• [DOCUMENTO FUENTE]
.....

Si, en el orden humano, como enseñaron los moralistas ingleses y los liberales clásicos del siglo XIX, cada uno de los amigos considera al otro como a sí mismo, quiere el bien del otro como el suyo, siente las alegrías y las penas del otro como las suyas, busca por último la presencia del otro porque es una alegría igual para ambos, ¿por qué no desear lo mismo para nuestro país? Para concluir este comentario a Un desconocido perfecto, hay una aventura en la que quisiera embarcar a nuestro novelista. La lectura de su novela, y de recientes libros que he comentado, ha confirmado una intuición que tenía desde hace tiempo: que una de las grandes carencias de la literatura peruana es la ausencia de una genuina historia que ensalce la amistad. Todas las grandes literaturas tienen la suya: los evangelistas eran amigos; Odiseo, Jasón, Aquiles, todos los griegos eran compañeros en un viaje, una guerra o una aventura; Alí Babá y sus 40 compañeros, Simbad y sus marinos, Aladino y el genio, la amistad está viva en las historias contadas por Scheherazade en Las mil noches y una noche; los franceses tienen a Los tres mosqueteros y al capitán Nemo y su tripulación de apátridas; los ingleses, aparentemente tan fríos y flemáticos, a muchísimos: Robinson Crusoe y Viernes, John Silver el Largo y Jim Hawkins, Sherlock Holmes y el doctor Watson, Harry Potter y sus amigos; los españoles, al Caballero de la Triste Figura y su fiel escudero Sancho Panza; los americanos, a Tom Sawyer y Huckleberry Finn, entre tantos otros. Dado que no puedo brindarle la misma exhortación que Georges Duhamel dirigía a los jóvenes que aspiraban a formar parte del mundo literario, advirtiéndoles: “¿Dices que quieres escribir buenas novelas? Hazme caso entonces y embárcate en algún puerto. Recorre el mundo ganándote el sustento con modestas ocupaciones y soporta la pobreza. Emprende un viaje sin pensar en un rumbo fijo. No te apresures a tomar la pluma. Sométete al dolor y al sufrimiento”, porque su mujer —y la mía— nos matarían a los dos, solo me queda proponerle llenar el vacío de nuestras letras al que he aludido, y felicitarlo gratamente por la estupenda novela, Un desconocido perfecto, que nos ha brindado.

.....

• [DATOS PROPORCIONADOS]
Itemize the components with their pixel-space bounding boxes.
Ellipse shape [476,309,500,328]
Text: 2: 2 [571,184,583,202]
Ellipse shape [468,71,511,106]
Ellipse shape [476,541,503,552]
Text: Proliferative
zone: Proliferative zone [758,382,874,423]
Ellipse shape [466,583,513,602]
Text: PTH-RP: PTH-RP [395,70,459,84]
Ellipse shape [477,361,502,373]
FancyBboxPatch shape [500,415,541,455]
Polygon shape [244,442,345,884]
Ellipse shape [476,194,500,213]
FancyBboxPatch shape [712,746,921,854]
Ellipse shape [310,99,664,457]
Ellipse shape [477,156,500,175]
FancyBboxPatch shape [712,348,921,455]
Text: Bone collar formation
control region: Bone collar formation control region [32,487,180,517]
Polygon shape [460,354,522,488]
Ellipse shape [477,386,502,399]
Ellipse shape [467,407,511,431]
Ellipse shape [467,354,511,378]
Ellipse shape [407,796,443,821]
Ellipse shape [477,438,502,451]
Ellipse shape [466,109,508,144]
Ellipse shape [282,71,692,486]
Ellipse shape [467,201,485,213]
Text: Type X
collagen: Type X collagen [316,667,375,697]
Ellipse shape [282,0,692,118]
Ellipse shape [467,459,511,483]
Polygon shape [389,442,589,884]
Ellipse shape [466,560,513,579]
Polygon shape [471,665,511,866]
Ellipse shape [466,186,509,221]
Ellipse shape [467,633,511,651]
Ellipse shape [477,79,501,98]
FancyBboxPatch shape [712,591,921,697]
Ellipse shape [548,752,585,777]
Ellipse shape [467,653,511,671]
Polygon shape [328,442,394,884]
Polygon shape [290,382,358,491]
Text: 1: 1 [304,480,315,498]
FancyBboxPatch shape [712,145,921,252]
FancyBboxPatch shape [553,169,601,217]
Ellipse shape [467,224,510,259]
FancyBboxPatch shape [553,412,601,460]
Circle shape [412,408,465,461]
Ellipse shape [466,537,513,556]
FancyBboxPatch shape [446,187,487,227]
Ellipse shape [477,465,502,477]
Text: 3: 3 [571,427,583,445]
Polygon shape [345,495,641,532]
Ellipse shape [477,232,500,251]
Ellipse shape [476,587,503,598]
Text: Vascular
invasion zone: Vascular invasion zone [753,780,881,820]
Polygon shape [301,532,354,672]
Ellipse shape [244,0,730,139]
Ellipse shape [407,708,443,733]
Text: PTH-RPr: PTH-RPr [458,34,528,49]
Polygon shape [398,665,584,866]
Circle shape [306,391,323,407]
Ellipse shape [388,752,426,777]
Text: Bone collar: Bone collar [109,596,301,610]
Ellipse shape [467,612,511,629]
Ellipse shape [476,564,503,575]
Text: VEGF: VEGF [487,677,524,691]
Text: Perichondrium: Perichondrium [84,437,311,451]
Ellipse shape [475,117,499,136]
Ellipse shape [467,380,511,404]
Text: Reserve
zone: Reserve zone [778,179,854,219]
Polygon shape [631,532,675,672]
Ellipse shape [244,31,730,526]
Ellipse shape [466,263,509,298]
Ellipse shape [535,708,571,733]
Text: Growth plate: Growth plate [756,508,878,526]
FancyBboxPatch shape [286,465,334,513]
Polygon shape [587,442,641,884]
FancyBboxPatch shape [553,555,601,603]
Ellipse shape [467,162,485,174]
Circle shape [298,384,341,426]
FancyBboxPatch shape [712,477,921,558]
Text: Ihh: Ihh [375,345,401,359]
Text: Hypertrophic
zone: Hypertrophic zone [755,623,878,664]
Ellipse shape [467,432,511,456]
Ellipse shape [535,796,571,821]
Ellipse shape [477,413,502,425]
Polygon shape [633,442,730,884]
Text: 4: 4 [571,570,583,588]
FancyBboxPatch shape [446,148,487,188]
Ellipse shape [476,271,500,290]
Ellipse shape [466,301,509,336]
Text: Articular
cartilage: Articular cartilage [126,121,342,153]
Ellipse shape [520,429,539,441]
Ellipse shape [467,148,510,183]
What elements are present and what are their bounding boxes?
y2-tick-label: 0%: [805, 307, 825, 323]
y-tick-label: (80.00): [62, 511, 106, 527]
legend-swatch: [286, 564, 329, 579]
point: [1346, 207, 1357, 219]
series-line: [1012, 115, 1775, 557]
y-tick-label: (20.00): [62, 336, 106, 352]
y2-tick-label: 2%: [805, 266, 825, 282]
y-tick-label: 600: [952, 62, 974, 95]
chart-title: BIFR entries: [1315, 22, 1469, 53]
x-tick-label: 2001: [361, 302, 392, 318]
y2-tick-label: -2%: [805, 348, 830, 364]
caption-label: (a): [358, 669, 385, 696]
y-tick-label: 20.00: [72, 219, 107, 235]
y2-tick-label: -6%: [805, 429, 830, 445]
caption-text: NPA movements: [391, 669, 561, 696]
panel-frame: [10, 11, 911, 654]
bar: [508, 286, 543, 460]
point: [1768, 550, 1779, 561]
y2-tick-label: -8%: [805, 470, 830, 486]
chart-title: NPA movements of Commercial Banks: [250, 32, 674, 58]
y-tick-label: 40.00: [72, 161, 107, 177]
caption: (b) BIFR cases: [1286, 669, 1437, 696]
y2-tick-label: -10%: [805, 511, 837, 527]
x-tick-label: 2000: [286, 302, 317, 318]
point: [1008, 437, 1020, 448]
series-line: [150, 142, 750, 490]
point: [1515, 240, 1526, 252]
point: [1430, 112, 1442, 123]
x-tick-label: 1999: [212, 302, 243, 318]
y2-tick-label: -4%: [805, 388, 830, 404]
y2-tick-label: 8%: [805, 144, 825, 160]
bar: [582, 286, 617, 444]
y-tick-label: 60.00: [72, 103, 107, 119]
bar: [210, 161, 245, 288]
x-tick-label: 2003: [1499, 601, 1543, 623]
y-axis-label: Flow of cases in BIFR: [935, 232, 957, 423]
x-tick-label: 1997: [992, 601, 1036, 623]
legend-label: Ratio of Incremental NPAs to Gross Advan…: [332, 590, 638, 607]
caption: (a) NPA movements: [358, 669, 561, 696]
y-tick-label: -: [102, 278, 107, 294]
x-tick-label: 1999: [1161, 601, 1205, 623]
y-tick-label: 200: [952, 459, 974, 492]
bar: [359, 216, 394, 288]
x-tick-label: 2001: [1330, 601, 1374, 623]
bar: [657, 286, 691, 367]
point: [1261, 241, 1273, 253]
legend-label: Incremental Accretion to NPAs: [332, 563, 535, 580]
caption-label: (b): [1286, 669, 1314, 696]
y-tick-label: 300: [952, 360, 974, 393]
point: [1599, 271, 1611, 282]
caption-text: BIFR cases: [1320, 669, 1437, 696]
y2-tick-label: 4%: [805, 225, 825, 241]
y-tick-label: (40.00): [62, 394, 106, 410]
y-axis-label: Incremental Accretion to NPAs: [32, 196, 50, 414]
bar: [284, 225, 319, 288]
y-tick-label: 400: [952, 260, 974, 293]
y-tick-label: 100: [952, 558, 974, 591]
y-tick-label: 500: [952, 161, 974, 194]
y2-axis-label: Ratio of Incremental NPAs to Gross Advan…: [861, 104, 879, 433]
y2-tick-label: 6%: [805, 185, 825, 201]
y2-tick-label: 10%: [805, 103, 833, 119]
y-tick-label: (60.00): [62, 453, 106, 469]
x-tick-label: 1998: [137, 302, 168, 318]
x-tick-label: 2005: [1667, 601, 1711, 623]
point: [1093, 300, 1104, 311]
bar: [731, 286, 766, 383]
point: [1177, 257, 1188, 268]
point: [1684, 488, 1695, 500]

.....

Según el documento fuente, ¿cuál es una de las grandes carencias de la literatura peruana? Responde en una oración, por favor. Las entradas provienen de otra fuente.

• [SOLUCIÓN] La ausencia de una genuina historia que ensalce la amistad.